= Exercise aim =
Copy each line in the data that includes the word "متوالی".

= Dataset items =
•••

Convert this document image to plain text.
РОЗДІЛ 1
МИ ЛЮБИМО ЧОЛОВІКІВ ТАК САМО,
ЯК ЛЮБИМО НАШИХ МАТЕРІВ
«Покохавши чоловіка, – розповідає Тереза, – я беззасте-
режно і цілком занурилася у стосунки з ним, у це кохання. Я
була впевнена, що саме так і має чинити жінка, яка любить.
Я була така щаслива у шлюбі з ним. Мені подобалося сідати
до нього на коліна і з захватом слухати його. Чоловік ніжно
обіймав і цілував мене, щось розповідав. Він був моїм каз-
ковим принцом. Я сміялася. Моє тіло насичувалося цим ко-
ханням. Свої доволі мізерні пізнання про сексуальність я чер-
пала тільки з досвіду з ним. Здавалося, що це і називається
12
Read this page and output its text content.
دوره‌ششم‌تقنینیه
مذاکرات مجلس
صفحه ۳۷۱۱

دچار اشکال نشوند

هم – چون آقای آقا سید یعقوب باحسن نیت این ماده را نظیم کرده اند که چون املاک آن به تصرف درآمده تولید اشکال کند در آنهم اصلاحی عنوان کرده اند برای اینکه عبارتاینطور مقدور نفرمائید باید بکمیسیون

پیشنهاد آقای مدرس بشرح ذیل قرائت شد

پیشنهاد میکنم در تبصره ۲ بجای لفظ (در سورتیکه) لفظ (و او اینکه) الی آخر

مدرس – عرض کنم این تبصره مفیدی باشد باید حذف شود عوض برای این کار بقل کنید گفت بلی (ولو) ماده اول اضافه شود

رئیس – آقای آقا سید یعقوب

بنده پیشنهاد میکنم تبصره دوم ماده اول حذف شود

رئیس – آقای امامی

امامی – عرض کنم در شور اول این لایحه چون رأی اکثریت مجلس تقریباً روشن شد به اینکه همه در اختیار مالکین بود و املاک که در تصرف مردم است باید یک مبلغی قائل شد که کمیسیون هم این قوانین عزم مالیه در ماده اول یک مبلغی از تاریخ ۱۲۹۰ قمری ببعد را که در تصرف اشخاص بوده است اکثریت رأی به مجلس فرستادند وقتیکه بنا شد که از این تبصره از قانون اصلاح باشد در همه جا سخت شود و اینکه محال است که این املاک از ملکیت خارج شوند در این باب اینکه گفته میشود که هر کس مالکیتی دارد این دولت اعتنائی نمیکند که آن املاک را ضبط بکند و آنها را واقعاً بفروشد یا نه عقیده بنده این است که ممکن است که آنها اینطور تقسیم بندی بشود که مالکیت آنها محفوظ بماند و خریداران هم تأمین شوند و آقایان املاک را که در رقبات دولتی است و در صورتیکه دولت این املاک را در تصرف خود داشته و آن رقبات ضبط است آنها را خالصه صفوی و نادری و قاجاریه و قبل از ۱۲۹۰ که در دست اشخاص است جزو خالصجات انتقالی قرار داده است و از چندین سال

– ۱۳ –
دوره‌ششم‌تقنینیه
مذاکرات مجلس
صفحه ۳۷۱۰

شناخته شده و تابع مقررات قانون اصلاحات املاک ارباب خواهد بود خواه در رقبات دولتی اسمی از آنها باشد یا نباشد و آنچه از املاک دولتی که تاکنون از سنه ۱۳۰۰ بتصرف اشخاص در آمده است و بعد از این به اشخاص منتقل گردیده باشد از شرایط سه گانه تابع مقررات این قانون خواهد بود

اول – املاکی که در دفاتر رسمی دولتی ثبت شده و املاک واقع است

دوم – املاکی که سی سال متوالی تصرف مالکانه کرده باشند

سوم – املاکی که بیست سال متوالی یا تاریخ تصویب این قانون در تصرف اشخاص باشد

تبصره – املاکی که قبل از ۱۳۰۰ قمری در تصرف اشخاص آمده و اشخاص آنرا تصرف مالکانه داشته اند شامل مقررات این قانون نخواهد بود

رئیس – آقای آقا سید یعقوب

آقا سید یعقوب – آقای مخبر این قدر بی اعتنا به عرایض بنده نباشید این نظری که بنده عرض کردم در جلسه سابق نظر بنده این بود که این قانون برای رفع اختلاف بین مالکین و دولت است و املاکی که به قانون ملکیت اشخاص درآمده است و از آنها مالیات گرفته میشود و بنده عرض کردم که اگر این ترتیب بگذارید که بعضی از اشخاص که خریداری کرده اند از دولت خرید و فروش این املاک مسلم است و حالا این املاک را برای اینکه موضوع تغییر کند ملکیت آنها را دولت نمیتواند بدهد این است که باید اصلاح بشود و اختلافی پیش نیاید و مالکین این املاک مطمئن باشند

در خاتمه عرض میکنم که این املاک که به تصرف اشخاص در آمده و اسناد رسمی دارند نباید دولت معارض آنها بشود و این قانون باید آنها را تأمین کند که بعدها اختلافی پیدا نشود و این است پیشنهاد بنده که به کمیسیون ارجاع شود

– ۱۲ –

•••

= Result for this exercise =
دوم – املاکی که سی سال متوالی تصرف مالکانه کرده باشند
سوم – املاکی که بیست سال متوالی یا تاریخ تصویب این قانون در تصرف اشخاص باشد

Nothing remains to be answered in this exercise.